### Task statement:
Transcribe each record below word for word.

-- Excerpted records start --

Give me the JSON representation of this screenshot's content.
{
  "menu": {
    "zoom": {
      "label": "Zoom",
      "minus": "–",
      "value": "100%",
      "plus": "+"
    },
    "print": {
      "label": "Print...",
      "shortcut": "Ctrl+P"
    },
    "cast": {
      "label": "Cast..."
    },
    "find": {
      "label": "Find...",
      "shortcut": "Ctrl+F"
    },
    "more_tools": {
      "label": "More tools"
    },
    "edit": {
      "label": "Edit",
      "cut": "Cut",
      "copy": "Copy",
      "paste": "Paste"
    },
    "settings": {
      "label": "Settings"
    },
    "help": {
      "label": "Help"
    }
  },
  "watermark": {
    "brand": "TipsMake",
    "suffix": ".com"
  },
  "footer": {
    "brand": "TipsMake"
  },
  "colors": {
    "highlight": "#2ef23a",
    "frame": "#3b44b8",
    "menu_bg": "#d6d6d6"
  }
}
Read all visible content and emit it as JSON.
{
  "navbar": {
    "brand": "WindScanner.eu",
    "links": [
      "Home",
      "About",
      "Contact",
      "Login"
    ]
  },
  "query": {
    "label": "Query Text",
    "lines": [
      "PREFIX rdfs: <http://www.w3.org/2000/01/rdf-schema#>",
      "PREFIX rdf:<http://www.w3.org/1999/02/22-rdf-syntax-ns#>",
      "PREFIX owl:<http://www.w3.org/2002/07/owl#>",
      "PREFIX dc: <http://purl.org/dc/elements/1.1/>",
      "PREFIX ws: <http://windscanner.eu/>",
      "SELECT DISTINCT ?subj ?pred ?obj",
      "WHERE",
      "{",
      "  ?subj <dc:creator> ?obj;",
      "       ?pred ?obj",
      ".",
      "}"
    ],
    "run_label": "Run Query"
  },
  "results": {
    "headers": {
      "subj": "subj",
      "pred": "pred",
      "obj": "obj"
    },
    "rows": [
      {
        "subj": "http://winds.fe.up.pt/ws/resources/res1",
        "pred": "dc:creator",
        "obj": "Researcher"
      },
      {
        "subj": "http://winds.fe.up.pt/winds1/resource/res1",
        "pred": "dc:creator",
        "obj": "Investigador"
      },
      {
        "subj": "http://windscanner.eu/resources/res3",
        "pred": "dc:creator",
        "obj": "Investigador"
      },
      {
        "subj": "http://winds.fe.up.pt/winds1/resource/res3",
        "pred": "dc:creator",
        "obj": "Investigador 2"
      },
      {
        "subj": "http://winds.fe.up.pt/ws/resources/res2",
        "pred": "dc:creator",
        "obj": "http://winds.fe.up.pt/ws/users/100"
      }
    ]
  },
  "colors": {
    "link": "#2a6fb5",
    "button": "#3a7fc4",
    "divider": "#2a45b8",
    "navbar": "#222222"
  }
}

-- Excerpted records end --

### Result of the exercise:
Give me the JSON representation of this screenshot's content.
{
  "menu": {
    "zoom": {
      "label": "Zoom",
      "minus": "–",
      "value": "100%",
      "plus": "+"
    },
    "print": {
      "label": "Print...",
      "shortcut": "Ctrl+P"
    },
    "cast": {
      "label": "Cast..."
    },
    "find": {
      "label": "Find...",
      "shortcut": "Ctrl+F"
    },
    "more_tools": {
      "label": "More tools"
    },
    "edit": {
      "label": "Edit",
      "cut": "Cut",
      "copy": "Copy",
      "paste": "Paste"
    },
    "settings": {
      "label": "Settings"
    },
    "help": {
      "label": "Help"
    }
  },
  "watermark": {
    "brand": "TipsMake",
    "suffix": ".com"
  },
  "footer": {
    "brand": "TipsMake"
  },
  "colors": {
    "highlight": "#2ef23a",
    "frame": "#3b44b8",
    "menu_bg": "#d6d6d6"
  }
}
Read all visible content and emit it as JSON.
{
  "navbar": {
    "brand": "WindScanner.eu",
    "links": [
      "Home",
      "About",
      "Contact",
      "Login"
    ]
  },
  "query": {
    "label": "Query Text",
    "lines": [
      "PREFIX rdfs: <http://www.w3.org/2000/01/rdf-schema#>",
      "PREFIX rdf:<http://www.w3.org/1999/02/22-rdf-syntax-ns#>",
      "PREFIX owl:<http://www.w3.org/2002/07/owl#>",
      "PREFIX dc: <http://purl.org/dc/elements/1.1/>",
      "PREFIX ws: <http://windscanner.eu/>",
      "SELECT DISTINCT ?subj ?pred ?obj",
      "WHERE",
      "{",
      "  ?subj <dc:creator> ?obj;",
      "       ?pred ?obj",
      ".",
      "}"
    ],
    "run_label": "Run Query"
  },
  "results": {
    "headers": {
      "subj": "subj",
      "pred": "pred",
      "obj": "obj"
    },
    "rows": [
      {
        "subj": "http://winds.fe.up.pt/ws/resources/res1",
        "pred": "dc:creator",
        "obj": "Researcher"
      },
      {
        "subj": "http://winds.fe.up.pt/winds1/resource/res1",
        "pred": "dc:creator",
        "obj": "Investigador"
      },
      {
        "subj": "http://windscanner.eu/resources/res3",
        "pred": "dc:creator",
        "obj": "Investigador"
      },
      {
        "subj": "http://winds.fe.up.pt/winds1/resource/res3",
        "pred": "dc:creator",
        "obj": "Investigador 2"
      },
      {
        "subj": "http://winds.fe.up.pt/ws/resources/res2",
        "pred": "dc:creator",
        "obj": "http://winds.fe.up.pt/ws/users/100"
      }
    ]
  },
  "colors": {
    "link": "#2a6fb5",
    "button": "#3a7fc4",
    "divider": "#2a45b8",
    "navbar": "#222222"
  }
}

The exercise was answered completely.